-- BEGIN --

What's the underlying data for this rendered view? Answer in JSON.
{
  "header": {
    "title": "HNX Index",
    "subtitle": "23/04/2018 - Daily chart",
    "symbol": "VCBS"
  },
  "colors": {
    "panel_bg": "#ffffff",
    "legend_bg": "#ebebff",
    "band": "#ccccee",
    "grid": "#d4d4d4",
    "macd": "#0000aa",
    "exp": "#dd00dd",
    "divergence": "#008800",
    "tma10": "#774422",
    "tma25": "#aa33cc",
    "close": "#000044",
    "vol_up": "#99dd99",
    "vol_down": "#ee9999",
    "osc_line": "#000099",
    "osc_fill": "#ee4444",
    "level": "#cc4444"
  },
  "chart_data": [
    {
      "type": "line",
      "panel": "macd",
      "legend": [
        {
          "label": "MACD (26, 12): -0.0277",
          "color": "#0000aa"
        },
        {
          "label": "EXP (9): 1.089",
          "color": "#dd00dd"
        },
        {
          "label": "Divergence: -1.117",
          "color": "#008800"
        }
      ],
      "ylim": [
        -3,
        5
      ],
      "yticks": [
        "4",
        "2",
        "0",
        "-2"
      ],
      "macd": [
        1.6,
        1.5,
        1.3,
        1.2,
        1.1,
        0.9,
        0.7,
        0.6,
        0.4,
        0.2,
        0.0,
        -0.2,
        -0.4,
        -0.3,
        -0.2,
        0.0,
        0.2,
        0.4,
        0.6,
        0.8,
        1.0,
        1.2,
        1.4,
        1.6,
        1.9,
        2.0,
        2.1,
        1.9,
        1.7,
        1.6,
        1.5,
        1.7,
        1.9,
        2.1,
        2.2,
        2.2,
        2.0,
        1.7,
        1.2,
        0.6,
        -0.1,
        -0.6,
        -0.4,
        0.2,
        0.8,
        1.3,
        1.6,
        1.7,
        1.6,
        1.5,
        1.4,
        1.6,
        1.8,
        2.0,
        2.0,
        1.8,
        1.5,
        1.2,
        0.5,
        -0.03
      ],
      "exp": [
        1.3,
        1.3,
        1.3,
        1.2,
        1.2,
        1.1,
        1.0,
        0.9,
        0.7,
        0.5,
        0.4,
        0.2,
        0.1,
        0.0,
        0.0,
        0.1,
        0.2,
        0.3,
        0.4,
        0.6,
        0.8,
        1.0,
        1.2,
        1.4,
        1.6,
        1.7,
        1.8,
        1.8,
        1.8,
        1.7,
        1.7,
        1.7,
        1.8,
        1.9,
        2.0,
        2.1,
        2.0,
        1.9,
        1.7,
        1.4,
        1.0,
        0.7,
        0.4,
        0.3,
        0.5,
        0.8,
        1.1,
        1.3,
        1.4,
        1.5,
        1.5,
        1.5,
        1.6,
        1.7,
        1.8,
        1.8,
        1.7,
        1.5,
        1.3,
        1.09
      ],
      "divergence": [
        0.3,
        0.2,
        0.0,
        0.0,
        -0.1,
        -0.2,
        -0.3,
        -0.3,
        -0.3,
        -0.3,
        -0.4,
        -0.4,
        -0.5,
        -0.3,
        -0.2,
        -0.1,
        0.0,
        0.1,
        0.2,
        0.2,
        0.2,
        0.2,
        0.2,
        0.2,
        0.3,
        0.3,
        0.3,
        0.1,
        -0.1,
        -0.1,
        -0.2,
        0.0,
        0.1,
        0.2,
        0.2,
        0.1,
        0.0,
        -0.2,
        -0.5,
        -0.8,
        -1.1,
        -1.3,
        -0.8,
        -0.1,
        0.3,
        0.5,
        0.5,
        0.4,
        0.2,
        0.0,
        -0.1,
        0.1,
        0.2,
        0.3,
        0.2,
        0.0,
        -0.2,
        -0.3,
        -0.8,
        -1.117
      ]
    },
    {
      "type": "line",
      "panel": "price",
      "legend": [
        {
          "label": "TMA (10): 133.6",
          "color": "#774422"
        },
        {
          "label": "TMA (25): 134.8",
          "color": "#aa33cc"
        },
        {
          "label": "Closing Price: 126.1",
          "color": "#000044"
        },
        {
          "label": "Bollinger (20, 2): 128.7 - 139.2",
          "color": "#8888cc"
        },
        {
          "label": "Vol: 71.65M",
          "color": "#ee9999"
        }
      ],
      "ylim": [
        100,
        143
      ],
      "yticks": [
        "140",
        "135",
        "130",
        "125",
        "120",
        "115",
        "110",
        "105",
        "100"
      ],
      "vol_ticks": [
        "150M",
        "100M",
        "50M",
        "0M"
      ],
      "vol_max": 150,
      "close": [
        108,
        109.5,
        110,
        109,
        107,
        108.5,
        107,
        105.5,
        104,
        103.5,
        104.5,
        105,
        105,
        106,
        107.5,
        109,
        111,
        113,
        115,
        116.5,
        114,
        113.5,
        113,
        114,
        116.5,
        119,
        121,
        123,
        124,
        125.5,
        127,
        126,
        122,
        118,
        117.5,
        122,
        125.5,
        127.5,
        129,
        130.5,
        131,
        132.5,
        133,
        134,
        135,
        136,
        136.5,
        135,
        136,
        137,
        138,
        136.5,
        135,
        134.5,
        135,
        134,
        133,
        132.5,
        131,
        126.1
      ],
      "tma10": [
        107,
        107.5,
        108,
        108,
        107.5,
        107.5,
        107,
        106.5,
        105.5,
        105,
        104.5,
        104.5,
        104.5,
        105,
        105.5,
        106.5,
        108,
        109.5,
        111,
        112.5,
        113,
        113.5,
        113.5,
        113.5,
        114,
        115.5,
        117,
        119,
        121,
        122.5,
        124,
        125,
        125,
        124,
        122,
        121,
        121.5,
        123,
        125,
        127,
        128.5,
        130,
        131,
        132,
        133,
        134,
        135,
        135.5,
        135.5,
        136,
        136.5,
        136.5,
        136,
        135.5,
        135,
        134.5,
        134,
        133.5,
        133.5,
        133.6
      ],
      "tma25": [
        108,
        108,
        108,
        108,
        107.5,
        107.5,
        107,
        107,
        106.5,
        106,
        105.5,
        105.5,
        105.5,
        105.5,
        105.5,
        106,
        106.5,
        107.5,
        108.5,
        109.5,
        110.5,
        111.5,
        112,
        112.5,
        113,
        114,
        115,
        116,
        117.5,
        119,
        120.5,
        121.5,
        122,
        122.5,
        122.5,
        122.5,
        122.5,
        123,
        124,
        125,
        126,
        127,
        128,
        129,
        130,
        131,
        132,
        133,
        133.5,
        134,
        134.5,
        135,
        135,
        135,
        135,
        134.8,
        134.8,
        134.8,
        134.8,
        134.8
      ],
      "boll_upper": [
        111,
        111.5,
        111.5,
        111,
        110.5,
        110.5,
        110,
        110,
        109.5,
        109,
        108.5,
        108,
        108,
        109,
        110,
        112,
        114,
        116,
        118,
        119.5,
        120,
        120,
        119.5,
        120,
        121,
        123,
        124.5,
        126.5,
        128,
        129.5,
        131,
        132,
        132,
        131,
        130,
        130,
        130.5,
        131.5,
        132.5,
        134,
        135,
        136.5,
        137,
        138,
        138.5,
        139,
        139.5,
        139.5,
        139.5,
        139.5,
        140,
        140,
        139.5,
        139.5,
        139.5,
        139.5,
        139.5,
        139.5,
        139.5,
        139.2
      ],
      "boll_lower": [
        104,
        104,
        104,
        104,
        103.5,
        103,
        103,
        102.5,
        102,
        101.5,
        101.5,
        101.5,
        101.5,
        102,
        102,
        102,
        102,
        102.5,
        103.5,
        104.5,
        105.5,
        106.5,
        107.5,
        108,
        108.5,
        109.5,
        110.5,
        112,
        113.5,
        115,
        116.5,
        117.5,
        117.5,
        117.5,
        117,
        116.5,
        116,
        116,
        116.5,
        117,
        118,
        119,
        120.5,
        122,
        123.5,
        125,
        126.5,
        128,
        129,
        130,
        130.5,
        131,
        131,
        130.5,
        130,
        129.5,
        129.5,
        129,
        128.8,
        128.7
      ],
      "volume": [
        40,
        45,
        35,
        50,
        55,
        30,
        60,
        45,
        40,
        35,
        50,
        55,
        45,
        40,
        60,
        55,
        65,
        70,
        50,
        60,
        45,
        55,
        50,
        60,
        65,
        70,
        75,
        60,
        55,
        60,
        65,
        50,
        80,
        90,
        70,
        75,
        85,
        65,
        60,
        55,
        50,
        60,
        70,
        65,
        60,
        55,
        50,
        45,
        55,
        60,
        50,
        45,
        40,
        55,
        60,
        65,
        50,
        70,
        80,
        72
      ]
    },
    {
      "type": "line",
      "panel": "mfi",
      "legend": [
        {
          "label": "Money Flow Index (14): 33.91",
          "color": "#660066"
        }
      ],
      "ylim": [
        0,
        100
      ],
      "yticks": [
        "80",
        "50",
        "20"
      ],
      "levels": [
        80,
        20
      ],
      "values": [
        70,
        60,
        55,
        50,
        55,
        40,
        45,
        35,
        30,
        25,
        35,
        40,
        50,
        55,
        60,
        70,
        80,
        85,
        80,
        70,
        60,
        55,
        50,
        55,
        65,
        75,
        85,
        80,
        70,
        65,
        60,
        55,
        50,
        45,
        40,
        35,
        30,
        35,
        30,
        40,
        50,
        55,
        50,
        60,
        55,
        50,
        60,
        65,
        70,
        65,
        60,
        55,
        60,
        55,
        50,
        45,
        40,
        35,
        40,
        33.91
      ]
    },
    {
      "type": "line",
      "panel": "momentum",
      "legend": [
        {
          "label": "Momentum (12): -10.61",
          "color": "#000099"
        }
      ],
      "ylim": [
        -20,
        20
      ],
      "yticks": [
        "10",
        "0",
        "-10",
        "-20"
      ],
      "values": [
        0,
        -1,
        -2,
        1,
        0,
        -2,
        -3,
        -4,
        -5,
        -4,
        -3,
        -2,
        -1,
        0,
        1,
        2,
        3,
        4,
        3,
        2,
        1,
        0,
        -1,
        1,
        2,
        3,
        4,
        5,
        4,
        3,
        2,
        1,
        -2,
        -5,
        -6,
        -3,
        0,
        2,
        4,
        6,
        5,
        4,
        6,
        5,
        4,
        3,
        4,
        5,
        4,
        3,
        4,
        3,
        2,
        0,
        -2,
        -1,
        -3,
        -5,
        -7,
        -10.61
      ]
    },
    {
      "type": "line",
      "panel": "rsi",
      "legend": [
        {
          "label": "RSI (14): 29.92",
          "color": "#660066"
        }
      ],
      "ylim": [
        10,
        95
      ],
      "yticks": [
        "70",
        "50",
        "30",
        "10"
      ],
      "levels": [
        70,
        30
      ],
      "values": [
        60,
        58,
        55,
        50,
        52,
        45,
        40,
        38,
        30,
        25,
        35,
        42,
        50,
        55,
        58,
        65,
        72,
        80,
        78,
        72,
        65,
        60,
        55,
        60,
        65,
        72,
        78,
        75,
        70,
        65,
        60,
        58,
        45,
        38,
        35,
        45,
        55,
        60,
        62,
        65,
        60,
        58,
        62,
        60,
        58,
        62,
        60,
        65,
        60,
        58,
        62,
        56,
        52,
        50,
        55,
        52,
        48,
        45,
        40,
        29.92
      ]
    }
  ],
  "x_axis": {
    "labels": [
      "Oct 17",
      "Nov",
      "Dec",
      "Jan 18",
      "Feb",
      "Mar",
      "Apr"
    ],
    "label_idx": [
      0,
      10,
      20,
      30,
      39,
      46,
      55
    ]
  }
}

-- END --

→ INSTRUCTIONS FOR THE TASK: Above are the records. Identify each line that contains the word "Index".

→ REPLY TO THE TASK:
    "title": "HNX Index",
          "label": "Money Flow Index (14): 33.91",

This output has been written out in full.